** start of EXTRACTED DATA **

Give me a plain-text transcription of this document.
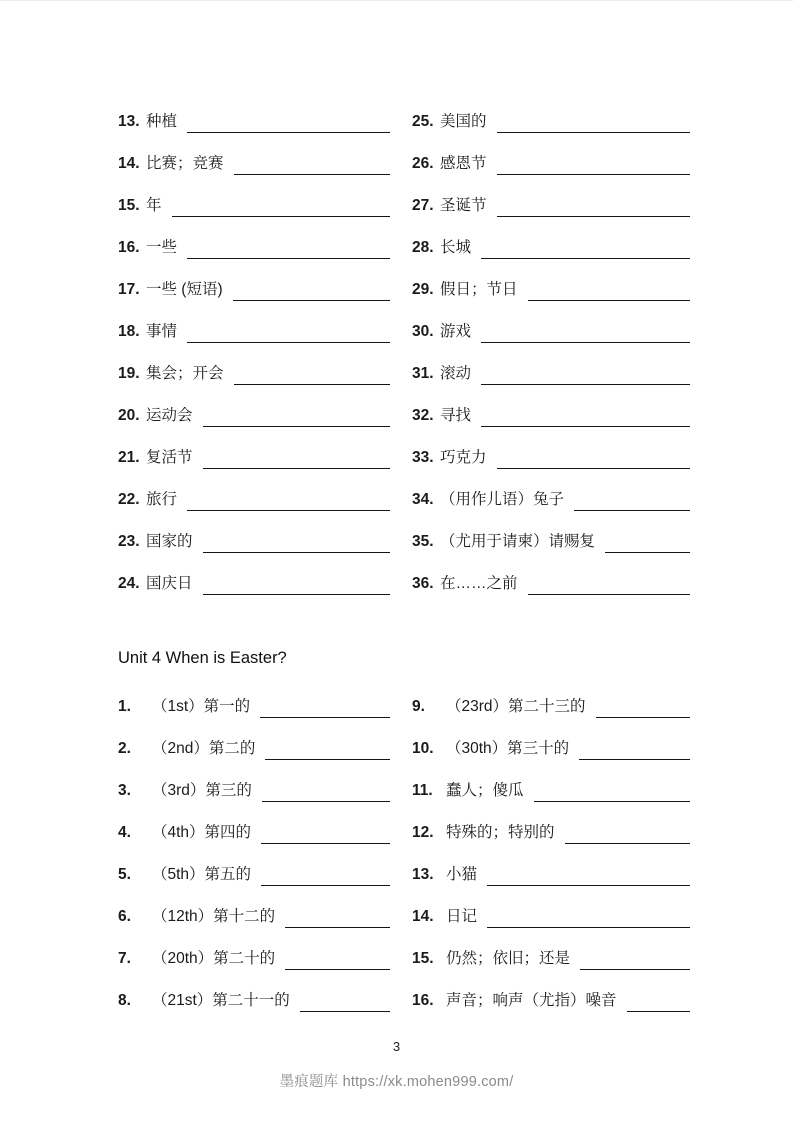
13. 种植
14. 比赛；竞赛
15. 年
16. 一些
17. 一些 (短语)
18. 事情
19. 集会；开会
20. 运动会
21. 复活节
22. 旅行
23. 国家的
24. 国庆日
25. 美国的
26. 感恩节
27. 圣诞节
28. 长城
29. 假日；节日
30. 游戏
31. 滚动
32. 寻找
33. 巧克力
34. （用作儿语）兔子
35. （尤用于请柬）请赐复
36. 在……之前
Unit 4 When is Easter?
1.	（1st）第一的
2.	（2nd）第二的
3.	（3rd）第三的
4.	（4th）第四的
5.	（5th）第五的
6.	（12th）第十二的
7.	（20th）第二十的
8.	（21st）第二十一的
9.	（23rd）第二十三的
10. （30th）第三十的
11. 蠢人；傻瓜
12. 特殊的；特别的
13. 小猫
14. 日记
15. 仍然；依旧；还是
16. 声音；响声（尤指）噪音
3
墨痕题库 https://xk.mohen999.com/
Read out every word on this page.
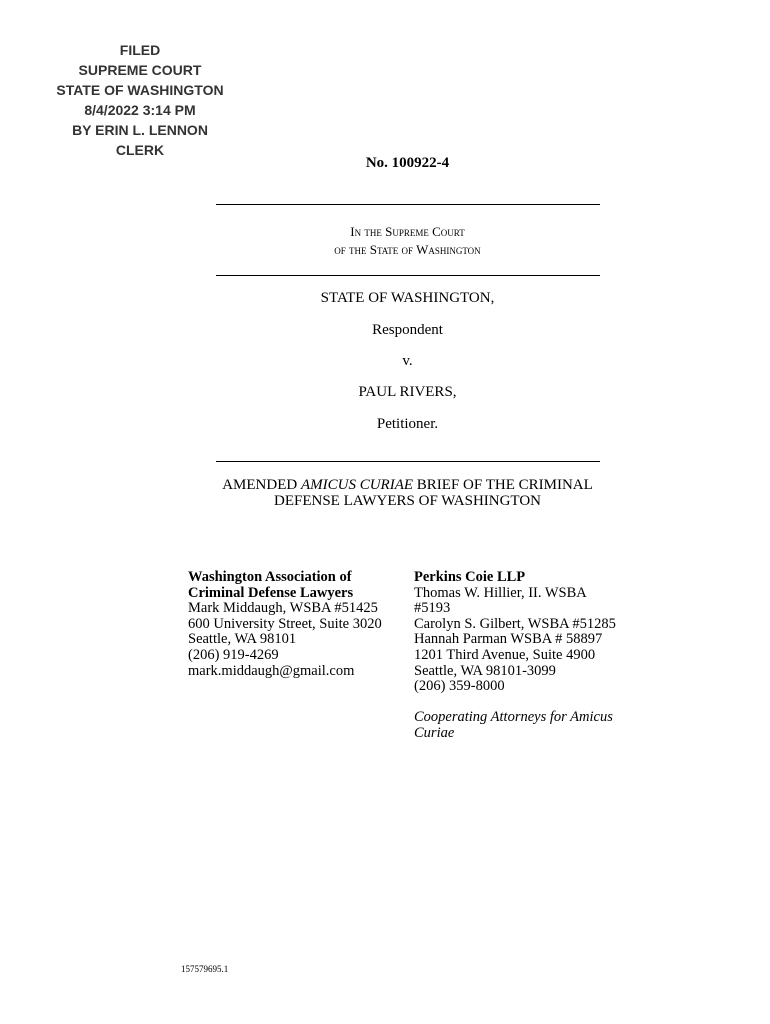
FILED
SUPREME COURT
STATE OF WASHINGTON
8/4/2022 3:14 PM
BY ERIN L. LENNON
CLERK
No. 100922-4
In the Supreme Court
of the State of Washington
STATE OF WASHINGTON,
Respondent
v.
PAUL RIVERS,
Petitioner.
AMENDED AMICUS CURIAE BRIEF OF THE CRIMINAL
DEFENSE LAWYERS OF WASHINGTON
Washington Association of
Criminal Defense Lawyers
Mark Middaugh, WSBA #51425
600 University Street, Suite 3020
Seattle, WA 98101
(206) 919-4269
mark.middaugh@gmail.com
Perkins Coie LLP
Thomas W. Hillier, II. WSBA
#5193
Carolyn S. Gilbert, WSBA #51285
Hannah Parman WSBA # 58897
1201 Third Avenue, Suite 4900
Seattle, WA 98101-3099
(206) 359-8000
Cooperating Attorneys for Amicus
Curiae
157579695.1
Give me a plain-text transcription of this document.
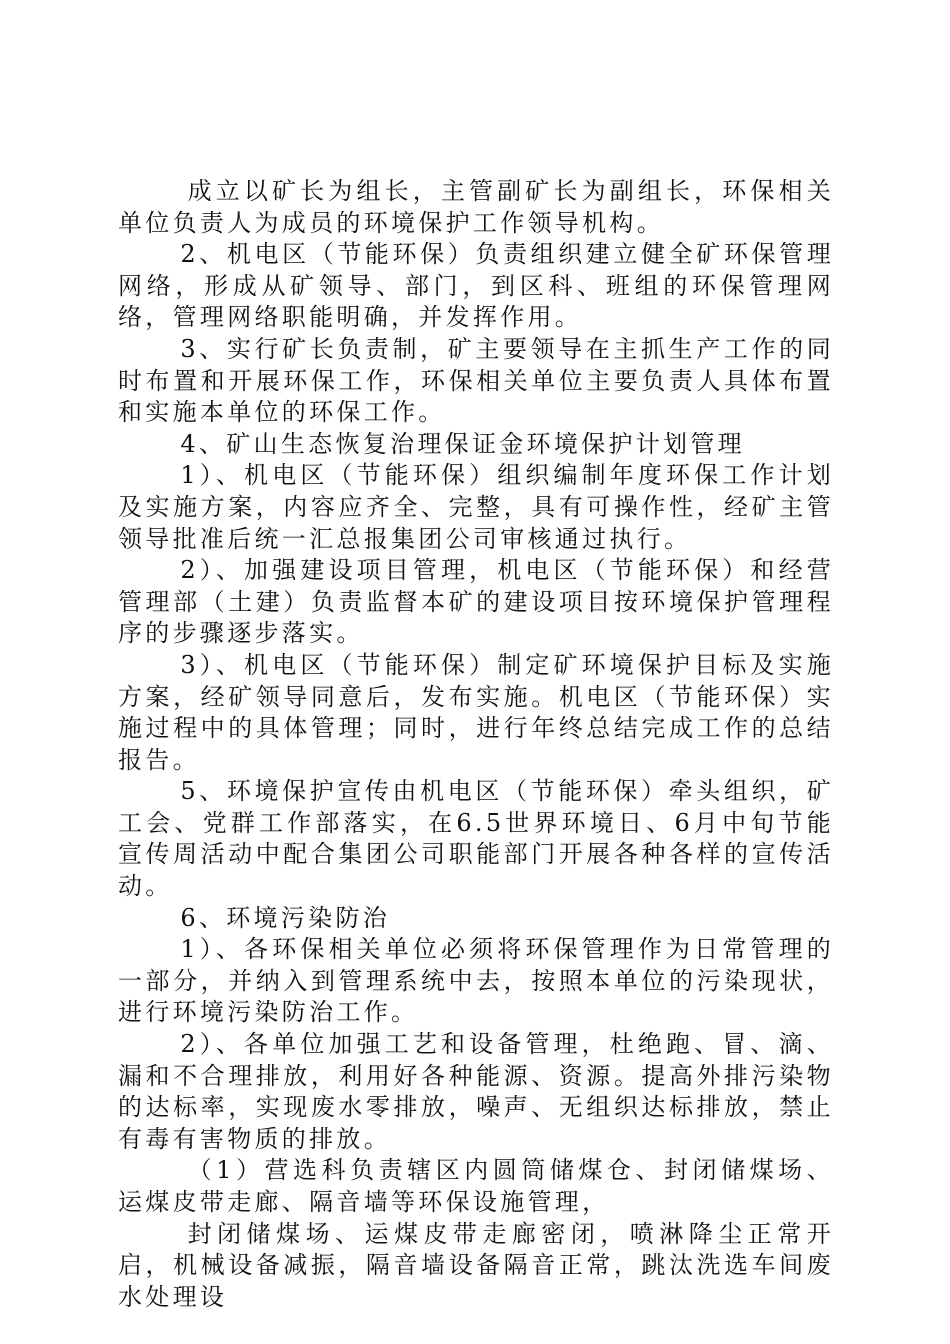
成立以矿长为组长，主管副矿长为副组长，环保相关单位负责人为成员的环境保护工作领导机构。

2、机电区（节能环保）负责组织建立健全矿环保管理网络，形成从矿领导、部门，到区科、班组的环保管理网络，管理网络职能明确，并发挥作用。

3、实行矿长负责制，矿主要领导在主抓生产工作的同时布置和开展环保工作，环保相关单位主要负责人具体布置和实施本单位的环保工作。

4、矿山生态恢复治理保证金环境保护计划管理

1）、机电区（节能环保）组织编制年度环保工作计划及实施方案，内容应齐全、完整，具有可操作性，经矿主管领导批准后统一汇总报集团公司审核通过执行。

2）、加强建设项目管理，机电区（节能环保）和经营管理部（土建）负责监督本矿的建设项目按环境保护管理程序的步骤逐步落实。

3）、机电区（节能环保）制定矿环境保护目标及实施方案，经矿领导同意后，发布实施。机电区（节能环保）实施过程中的具体管理；同时，进行年终总结完成工作的总结报告。

5、环境保护宣传由机电区（节能环保）牵头组织，矿工会、党群工作部落实，在6.5世界环境日、6月中旬节能宣传周活动中配合集团公司职能部门开展各种各样的宣传活动。

6、环境污染防治

1）、各环保相关单位必须将环保管理作为日常管理的一部分，并纳入到管理系统中去，按照本单位的污染现状，进行环境污染防治工作。

2）、各单位加强工艺和设备管理，杜绝跑、冒、滴、漏和不合理排放，利用好各种能源、资源。提高外排污染物的达标率，实现废水零排放，噪声、无组织达标排放，禁止有毒有害物质的排放。

（1）营选科负责辖区内圆筒储煤仓、封闭储煤场、运煤皮带走廊、隔音墙等环保设施管理，

封闭储煤场、运煤皮带走廊密闭，喷淋降尘正常开启，机械设备减振，隔音墙设备隔音正常，跳汰洗选车间废水处理设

** end of EXTRACTED DATA **

*STATED TASK*: From the line containing "Read out every word on this page." down to the final line of the listing above, write out only those lines exactly as they are, minus the pictures.

*EXERCISE OUTPUT*:
Read out every word on this page.
FILED
SUPREME COURT
STATE OF WASHINGTON
8/4/2022 3:14 PM
BY ERIN L. LENNON
CLERK
No. 100922-4
In the Supreme Court
of the State of Washington
STATE OF WASHINGTON,
Respondent
v.
PAUL RIVERS,
Petitioner.
AMENDED AMICUS CURIAE BRIEF OF THE CRIMINAL
DEFENSE LAWYERS OF WASHINGTON
Washington Association of
Criminal Defense Lawyers
Mark Middaugh, WSBA #51425
600 University Street, Suite 3020
Seattle, WA 98101
(206) 919-4269
mark.middaugh@gmail.com
Perkins Coie LLP
Thomas W. Hillier, II. WSBA
#5193
Carolyn S. Gilbert, WSBA #51285
Hannah Parman WSBA # 58897
1201 Third Avenue, Suite 4900
Seattle, WA 98101-3099
(206) 359-8000
Cooperating Attorneys for Amicus
Curiae
157579695.1
Give me a plain-text transcription of this document.
成立以矿长为组长，主管副矿长为副组长，环保相关单位负责人为成员的环境保护工作领导机构。

2、机电区（节能环保）负责组织建立健全矿环保管理网络，形成从矿领导、部门，到区科、班组的环保管理网络，管理网络职能明确，并发挥作用。

3、实行矿长负责制，矿主要领导在主抓生产工作的同时布置和开展环保工作，环保相关单位主要负责人具体布置和实施本单位的环保工作。

4、矿山生态恢复治理保证金环境保护计划管理

1）、机电区（节能环保）组织编制年度环保工作计划及实施方案，内容应齐全、完整，具有可操作性，经矿主管领导批准后统一汇总报集团公司审核通过执行。

2）、加强建设项目管理，机电区（节能环保）和经营管理部（土建）负责监督本矿的建设项目按环境保护管理程序的步骤逐步落实。

3）、机电区（节能环保）制定矿环境保护目标及实施方案，经矿领导同意后，发布实施。机电区（节能环保）实施过程中的具体管理；同时，进行年终总结完成工作的总结报告。

5、环境保护宣传由机电区（节能环保）牵头组织，矿工会、党群工作部落实，在6.5世界环境日、6月中旬节能宣传周活动中配合集团公司职能部门开展各种各样的宣传活动。

6、环境污染防治

1）、各环保相关单位必须将环保管理作为日常管理的一部分，并纳入到管理系统中去，按照本单位的污染现状，进行环境污染防治工作。

2）、各单位加强工艺和设备管理，杜绝跑、冒、滴、漏和不合理排放，利用好各种能源、资源。提高外排污染物的达标率，实现废水零排放，噪声、无组织达标排放，禁止有毒有害物质的排放。

（1）营选科负责辖区内圆筒储煤仓、封闭储煤场、运煤皮带走廊、隔音墙等环保设施管理，

封闭储煤场、运煤皮带走廊密闭，喷淋降尘正常开启，机械设备减振，隔音墙设备隔音正常，跳汰洗选车间废水处理设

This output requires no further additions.